— Begin Records for this exercise —

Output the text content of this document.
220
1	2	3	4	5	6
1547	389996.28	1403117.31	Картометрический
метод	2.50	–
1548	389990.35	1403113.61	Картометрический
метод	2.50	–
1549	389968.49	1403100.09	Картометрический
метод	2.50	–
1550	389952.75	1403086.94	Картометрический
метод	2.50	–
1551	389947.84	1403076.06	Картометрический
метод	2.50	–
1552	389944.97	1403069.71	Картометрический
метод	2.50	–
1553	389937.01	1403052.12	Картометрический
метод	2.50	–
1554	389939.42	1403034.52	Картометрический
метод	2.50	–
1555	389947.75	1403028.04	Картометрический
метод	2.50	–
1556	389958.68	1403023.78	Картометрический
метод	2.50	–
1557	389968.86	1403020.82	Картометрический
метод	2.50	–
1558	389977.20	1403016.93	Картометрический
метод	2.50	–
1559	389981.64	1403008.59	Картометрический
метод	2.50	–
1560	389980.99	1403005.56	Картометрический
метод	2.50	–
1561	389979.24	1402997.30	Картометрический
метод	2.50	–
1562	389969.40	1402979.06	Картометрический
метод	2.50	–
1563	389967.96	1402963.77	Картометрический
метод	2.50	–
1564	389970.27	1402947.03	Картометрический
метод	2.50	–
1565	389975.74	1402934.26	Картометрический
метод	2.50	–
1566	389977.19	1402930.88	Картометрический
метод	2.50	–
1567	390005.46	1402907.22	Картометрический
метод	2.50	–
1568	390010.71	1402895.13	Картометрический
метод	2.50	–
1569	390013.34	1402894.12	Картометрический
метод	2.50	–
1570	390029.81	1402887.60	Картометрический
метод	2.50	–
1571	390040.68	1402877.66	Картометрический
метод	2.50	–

— End Records for this exercise —

The entries above must be returned in full, exactly as shown.

Output the text content of this document.
220
1	2	3	4	5	6
1547	389996.28	1403117.31	Картометрический
метод	2.50	–
1548	389990.35	1403113.61	Картометрический
метод	2.50	–
1549	389968.49	1403100.09	Картометрический
метод	2.50	–
1550	389952.75	1403086.94	Картометрический
метод	2.50	–
1551	389947.84	1403076.06	Картометрический
метод	2.50	–
1552	389944.97	1403069.71	Картометрический
метод	2.50	–
1553	389937.01	1403052.12	Картометрический
метод	2.50	–
1554	389939.42	1403034.52	Картометрический
метод	2.50	–
1555	389947.75	1403028.04	Картометрический
метод	2.50	–
1556	389958.68	1403023.78	Картометрический
метод	2.50	–
1557	389968.86	1403020.82	Картометрический
метод	2.50	–
1558	389977.20	1403016.93	Картометрический
метод	2.50	–
1559	389981.64	1403008.59	Картометрический
метод	2.50	–
1560	389980.99	1403005.56	Картометрический
метод	2.50	–
1561	389979.24	1402997.30	Картометрический
метод	2.50	–
1562	389969.40	1402979.06	Картометрический
метод	2.50	–
1563	389967.96	1402963.77	Картометрический
метод	2.50	–
1564	389970.27	1402947.03	Картометрический
метод	2.50	–
1565	389975.74	1402934.26	Картометрический
метод	2.50	–
1566	389977.19	1402930.88	Картометрический
метод	2.50	–
1567	390005.46	1402907.22	Картометрический
метод	2.50	–
1568	390010.71	1402895.13	Картометрический
метод	2.50	–
1569	390013.34	1402894.12	Картометрический
метод	2.50	–
1570	390029.81	1402887.60	Картометрический
метод	2.50	–
1571	390040.68	1402877.66	Картометрический
метод	2.50	–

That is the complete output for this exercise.